- [Set task]: Every line must be returned precisely as it is written.

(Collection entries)
--- start ---
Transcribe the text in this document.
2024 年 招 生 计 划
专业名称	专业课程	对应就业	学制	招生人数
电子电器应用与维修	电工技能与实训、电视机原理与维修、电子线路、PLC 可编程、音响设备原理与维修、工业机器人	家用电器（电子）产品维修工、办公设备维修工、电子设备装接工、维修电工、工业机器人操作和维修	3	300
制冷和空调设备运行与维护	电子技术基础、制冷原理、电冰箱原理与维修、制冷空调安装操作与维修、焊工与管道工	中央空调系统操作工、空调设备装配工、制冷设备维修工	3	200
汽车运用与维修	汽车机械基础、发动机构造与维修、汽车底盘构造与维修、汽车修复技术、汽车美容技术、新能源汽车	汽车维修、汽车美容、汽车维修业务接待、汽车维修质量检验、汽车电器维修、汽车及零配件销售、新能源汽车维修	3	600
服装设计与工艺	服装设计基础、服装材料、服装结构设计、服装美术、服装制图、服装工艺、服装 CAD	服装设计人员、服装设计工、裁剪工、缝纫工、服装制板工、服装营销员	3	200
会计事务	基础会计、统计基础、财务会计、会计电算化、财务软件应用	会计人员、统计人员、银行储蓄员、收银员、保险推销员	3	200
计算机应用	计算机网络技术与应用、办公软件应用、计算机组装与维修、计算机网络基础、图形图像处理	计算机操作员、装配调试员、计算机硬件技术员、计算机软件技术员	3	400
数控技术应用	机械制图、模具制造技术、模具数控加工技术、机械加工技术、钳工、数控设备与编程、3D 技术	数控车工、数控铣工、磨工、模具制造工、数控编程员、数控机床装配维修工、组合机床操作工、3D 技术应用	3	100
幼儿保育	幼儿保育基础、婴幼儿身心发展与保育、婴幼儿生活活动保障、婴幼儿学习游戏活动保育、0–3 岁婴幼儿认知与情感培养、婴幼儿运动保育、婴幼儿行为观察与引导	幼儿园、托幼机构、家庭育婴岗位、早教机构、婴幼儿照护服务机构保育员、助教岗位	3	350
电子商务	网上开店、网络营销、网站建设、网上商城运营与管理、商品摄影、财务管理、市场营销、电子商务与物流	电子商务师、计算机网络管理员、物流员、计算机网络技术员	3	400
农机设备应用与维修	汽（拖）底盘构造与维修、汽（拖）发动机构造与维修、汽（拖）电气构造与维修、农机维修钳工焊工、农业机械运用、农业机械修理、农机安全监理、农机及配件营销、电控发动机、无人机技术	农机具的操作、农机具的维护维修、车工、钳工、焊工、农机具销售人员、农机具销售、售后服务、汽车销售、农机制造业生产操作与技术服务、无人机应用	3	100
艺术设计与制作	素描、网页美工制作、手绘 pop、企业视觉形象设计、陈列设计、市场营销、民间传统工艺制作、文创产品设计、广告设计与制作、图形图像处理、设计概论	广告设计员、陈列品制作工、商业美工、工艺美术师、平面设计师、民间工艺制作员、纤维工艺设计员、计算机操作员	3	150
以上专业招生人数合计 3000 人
--- end ---
- [Task output]:
Transcribe the text in this document.
2024 年 招 生 计 划
专业名称	专业课程	对应就业	学制	招生人数
电子电器应用与维修	电工技能与实训、电视机原理与维修、电子线路、PLC 可编程、音响设备原理与维修、工业机器人	家用电器（电子）产品维修工、办公设备维修工、电子设备装接工、维修电工、工业机器人操作和维修	3	300
制冷和空调设备运行与维护	电子技术基础、制冷原理、电冰箱原理与维修、制冷空调安装操作与维修、焊工与管道工	中央空调系统操作工、空调设备装配工、制冷设备维修工	3	200
汽车运用与维修	汽车机械基础、发动机构造与维修、汽车底盘构造与维修、汽车修复技术、汽车美容技术、新能源汽车	汽车维修、汽车美容、汽车维修业务接待、汽车维修质量检验、汽车电器维修、汽车及零配件销售、新能源汽车维修	3	600
服装设计与工艺	服装设计基础、服装材料、服装结构设计、服装美术、服装制图、服装工艺、服装 CAD	服装设计人员、服装设计工、裁剪工、缝纫工、服装制板工、服装营销员	3	200
会计事务	基础会计、统计基础、财务会计、会计电算化、财务软件应用	会计人员、统计人员、银行储蓄员、收银员、保险推销员	3	200
计算机应用	计算机网络技术与应用、办公软件应用、计算机组装与维修、计算机网络基础、图形图像处理	计算机操作员、装配调试员、计算机硬件技术员、计算机软件技术员	3	400
数控技术应用	机械制图、模具制造技术、模具数控加工技术、机械加工技术、钳工、数控设备与编程、3D 技术	数控车工、数控铣工、磨工、模具制造工、数控编程员、数控机床装配维修工、组合机床操作工、3D 技术应用	3	100
幼儿保育	幼儿保育基础、婴幼儿身心发展与保育、婴幼儿生活活动保障、婴幼儿学习游戏活动保育、0–3 岁婴幼儿认知与情感培养、婴幼儿运动保育、婴幼儿行为观察与引导	幼儿园、托幼机构、家庭育婴岗位、早教机构、婴幼儿照护服务机构保育员、助教岗位	3	350
电子商务	网上开店、网络营销、网站建设、网上商城运营与管理、商品摄影、财务管理、市场营销、电子商务与物流	电子商务师、计算机网络管理员、物流员、计算机网络技术员	3	400
农机设备应用与维修	汽（拖）底盘构造与维修、汽（拖）发动机构造与维修、汽（拖）电气构造与维修、农机维修钳工焊工、农业机械运用、农业机械修理、农机安全监理、农机及配件营销、电控发动机、无人机技术	农机具的操作、农机具的维护维修、车工、钳工、焊工、农机具销售人员、农机具销售、售后服务、汽车销售、农机制造业生产操作与技术服务、无人机应用	3	100
艺术设计与制作	素描、网页美工制作、手绘 pop、企业视觉形象设计、陈列设计、市场营销、民间传统工艺制作、文创产品设计、广告设计与制作、图形图像处理、设计概论	广告设计员、陈列品制作工、商业美工、工艺美术师、平面设计师、民间工艺制作员、纤维工艺设计员、计算机操作员	3	150
以上专业招生人数合计 3000 人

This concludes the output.